**THE TASK:**
Gather each line of the entries below that includes "DAbsorbance".

**DATA ROWS:**
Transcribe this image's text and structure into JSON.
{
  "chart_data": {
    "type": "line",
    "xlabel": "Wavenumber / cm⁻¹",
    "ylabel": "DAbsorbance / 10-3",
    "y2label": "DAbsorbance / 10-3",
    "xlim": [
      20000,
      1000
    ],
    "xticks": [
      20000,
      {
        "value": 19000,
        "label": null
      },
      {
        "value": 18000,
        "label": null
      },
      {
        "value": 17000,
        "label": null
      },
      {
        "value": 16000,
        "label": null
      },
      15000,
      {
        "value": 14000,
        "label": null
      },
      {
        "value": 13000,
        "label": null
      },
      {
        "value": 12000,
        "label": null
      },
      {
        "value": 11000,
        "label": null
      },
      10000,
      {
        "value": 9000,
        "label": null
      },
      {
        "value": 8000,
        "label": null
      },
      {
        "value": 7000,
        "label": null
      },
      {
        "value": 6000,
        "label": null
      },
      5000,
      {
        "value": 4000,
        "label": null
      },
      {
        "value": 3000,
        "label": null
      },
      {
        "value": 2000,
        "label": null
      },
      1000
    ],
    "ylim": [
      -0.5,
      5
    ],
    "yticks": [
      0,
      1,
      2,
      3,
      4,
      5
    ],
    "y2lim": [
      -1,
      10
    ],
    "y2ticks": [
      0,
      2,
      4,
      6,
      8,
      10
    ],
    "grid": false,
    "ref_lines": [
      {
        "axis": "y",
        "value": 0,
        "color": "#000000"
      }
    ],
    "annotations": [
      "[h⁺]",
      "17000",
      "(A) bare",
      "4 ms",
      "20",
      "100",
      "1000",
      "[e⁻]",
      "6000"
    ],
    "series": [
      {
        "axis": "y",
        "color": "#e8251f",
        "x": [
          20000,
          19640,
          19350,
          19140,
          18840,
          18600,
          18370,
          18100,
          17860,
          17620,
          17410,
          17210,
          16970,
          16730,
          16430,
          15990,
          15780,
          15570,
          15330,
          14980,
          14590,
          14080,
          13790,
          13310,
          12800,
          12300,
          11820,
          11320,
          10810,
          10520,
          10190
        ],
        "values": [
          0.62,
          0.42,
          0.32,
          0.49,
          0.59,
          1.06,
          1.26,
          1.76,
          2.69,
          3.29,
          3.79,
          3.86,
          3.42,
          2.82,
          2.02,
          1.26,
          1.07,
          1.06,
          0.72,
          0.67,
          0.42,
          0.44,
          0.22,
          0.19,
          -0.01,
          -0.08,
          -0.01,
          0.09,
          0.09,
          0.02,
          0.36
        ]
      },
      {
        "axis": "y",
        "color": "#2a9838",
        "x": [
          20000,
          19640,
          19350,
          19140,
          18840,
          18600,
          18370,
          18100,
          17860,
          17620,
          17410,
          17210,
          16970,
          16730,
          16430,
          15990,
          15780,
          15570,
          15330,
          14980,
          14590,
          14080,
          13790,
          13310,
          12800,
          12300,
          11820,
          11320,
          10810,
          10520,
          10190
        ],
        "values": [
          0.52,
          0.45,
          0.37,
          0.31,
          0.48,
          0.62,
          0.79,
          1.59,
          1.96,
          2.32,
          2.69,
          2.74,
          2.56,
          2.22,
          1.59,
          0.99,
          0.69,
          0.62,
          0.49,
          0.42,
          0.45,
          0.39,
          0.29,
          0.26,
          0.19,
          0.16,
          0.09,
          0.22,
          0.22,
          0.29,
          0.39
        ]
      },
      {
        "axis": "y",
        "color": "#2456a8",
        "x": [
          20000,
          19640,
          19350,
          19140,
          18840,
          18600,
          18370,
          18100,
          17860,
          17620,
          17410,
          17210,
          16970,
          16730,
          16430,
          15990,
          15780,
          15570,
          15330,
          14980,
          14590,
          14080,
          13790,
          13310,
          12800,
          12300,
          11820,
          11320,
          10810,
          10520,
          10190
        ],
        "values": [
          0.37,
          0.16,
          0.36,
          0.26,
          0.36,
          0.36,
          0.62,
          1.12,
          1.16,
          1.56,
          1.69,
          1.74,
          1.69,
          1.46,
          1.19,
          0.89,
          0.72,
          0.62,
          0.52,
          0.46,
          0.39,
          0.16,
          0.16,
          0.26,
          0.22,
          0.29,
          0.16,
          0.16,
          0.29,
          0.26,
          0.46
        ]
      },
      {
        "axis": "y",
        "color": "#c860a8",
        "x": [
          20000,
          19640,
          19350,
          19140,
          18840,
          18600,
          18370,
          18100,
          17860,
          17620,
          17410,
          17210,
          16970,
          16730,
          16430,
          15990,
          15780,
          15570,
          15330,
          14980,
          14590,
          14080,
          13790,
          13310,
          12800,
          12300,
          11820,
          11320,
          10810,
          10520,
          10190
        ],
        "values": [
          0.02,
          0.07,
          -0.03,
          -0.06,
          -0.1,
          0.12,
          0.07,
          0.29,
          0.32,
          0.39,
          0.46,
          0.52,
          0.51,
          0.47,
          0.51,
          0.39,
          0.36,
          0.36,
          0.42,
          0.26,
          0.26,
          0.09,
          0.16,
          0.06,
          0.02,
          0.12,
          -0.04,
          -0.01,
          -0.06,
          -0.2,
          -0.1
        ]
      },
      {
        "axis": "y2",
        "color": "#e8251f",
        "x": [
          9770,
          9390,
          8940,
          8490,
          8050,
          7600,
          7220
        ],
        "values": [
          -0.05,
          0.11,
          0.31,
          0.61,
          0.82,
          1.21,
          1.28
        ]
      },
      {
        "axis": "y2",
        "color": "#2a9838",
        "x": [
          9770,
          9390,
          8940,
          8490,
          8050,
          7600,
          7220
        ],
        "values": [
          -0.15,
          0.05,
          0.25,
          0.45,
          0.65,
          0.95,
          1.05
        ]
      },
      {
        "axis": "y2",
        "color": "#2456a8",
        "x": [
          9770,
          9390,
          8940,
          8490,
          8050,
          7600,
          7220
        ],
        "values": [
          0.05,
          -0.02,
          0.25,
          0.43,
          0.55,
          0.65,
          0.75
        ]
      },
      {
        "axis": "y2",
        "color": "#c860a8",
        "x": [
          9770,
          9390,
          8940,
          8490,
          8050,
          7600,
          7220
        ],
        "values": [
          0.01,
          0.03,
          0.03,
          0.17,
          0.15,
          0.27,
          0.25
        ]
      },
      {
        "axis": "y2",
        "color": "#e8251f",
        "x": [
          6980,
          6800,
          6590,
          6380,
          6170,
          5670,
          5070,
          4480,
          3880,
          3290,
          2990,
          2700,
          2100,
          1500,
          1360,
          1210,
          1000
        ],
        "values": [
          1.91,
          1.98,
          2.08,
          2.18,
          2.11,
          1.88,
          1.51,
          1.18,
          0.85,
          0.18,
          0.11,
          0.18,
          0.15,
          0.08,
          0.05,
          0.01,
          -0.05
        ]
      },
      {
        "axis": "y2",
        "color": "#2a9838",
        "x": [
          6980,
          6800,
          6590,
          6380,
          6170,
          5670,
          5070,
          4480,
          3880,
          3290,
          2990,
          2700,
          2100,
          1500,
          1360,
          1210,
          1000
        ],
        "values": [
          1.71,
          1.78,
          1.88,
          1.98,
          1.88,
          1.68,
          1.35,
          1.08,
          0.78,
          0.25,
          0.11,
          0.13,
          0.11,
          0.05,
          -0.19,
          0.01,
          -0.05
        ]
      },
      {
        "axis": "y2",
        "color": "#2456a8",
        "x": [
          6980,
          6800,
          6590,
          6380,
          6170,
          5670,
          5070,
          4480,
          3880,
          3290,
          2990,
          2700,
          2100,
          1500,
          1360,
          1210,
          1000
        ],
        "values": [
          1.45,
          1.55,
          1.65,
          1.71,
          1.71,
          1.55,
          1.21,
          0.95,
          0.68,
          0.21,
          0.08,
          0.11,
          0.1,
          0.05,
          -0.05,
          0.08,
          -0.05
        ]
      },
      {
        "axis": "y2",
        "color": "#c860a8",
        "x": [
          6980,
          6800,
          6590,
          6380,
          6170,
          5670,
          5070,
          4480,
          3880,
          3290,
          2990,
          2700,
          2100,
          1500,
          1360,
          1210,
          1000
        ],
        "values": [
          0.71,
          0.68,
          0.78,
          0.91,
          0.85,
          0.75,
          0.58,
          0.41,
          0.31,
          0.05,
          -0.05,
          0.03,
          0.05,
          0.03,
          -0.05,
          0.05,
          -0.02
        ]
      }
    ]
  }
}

**WRITTEN REPLY:**
    "ylabel": "DAbsorbance / 10-3",
    "y2label": "DAbsorbance / 10-3",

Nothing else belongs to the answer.